_Exercise brief_
Extract each line containing the string "what".

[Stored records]
──────────────────────────────
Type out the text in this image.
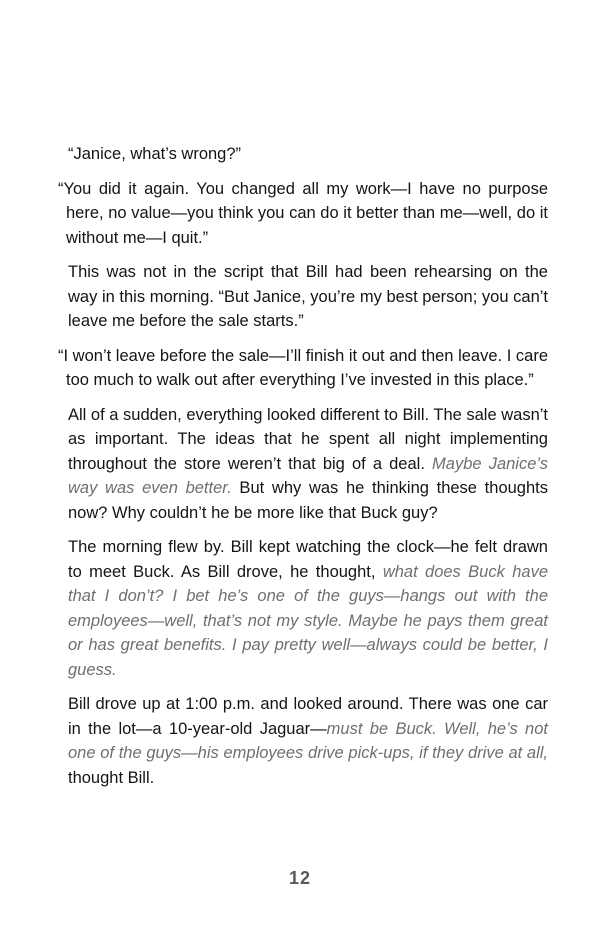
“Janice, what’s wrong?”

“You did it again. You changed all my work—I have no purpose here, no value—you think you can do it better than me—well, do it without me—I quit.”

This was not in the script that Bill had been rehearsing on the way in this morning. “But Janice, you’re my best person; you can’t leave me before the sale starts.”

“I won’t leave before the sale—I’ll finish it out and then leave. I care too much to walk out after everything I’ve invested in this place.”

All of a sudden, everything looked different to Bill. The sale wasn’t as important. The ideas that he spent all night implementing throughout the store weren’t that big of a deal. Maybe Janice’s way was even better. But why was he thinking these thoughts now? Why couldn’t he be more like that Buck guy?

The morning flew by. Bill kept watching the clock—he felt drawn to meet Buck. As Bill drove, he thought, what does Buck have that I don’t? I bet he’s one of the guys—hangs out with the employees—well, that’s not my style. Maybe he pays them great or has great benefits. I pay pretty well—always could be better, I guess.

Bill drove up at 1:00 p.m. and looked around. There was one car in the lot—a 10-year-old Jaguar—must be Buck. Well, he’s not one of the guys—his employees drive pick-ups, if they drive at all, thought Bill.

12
──────────────────────────────
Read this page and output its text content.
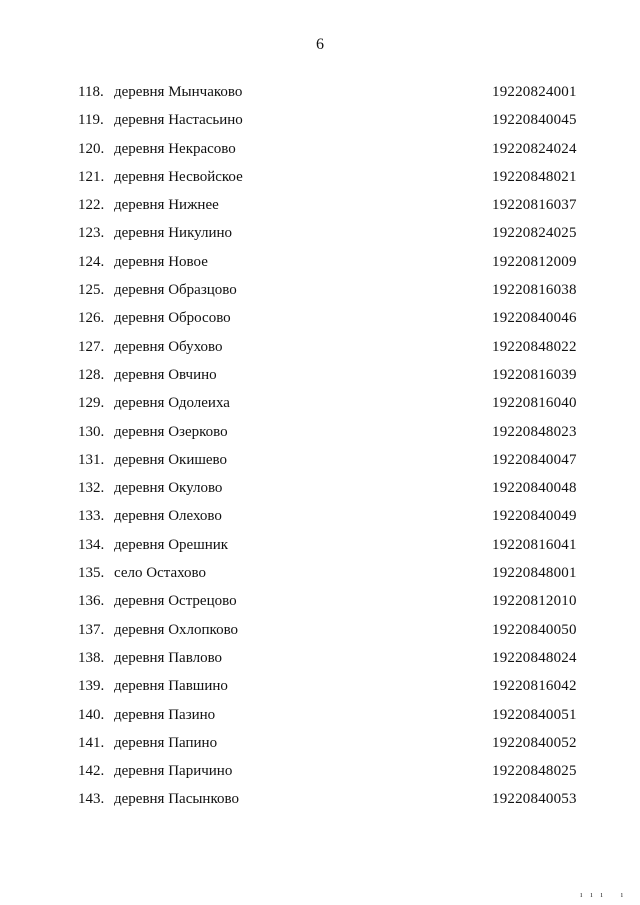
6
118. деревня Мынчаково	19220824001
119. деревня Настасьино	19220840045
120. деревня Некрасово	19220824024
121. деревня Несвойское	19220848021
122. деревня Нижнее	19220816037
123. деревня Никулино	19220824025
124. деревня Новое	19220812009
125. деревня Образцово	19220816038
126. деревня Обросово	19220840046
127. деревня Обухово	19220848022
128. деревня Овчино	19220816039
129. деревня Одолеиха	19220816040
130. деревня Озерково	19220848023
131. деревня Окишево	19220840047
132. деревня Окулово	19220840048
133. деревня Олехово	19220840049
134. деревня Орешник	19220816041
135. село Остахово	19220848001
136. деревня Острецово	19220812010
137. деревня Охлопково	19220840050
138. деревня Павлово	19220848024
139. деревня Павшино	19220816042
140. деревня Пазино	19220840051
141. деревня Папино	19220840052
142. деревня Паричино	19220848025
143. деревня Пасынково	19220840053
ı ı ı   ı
──────────────────────────────
_Correct response_
“Janice, what’s wrong?”
The morning flew by. Bill kept watching the clock—he felt drawn to meet Buck. As Bill drove, he thought, what does Buck have that I don’t? I bet he’s one of the guys—hangs out with the employees—well, that’s not my style. Maybe he pays them great or has great benefits. I pay pretty well—always could be better, I guess.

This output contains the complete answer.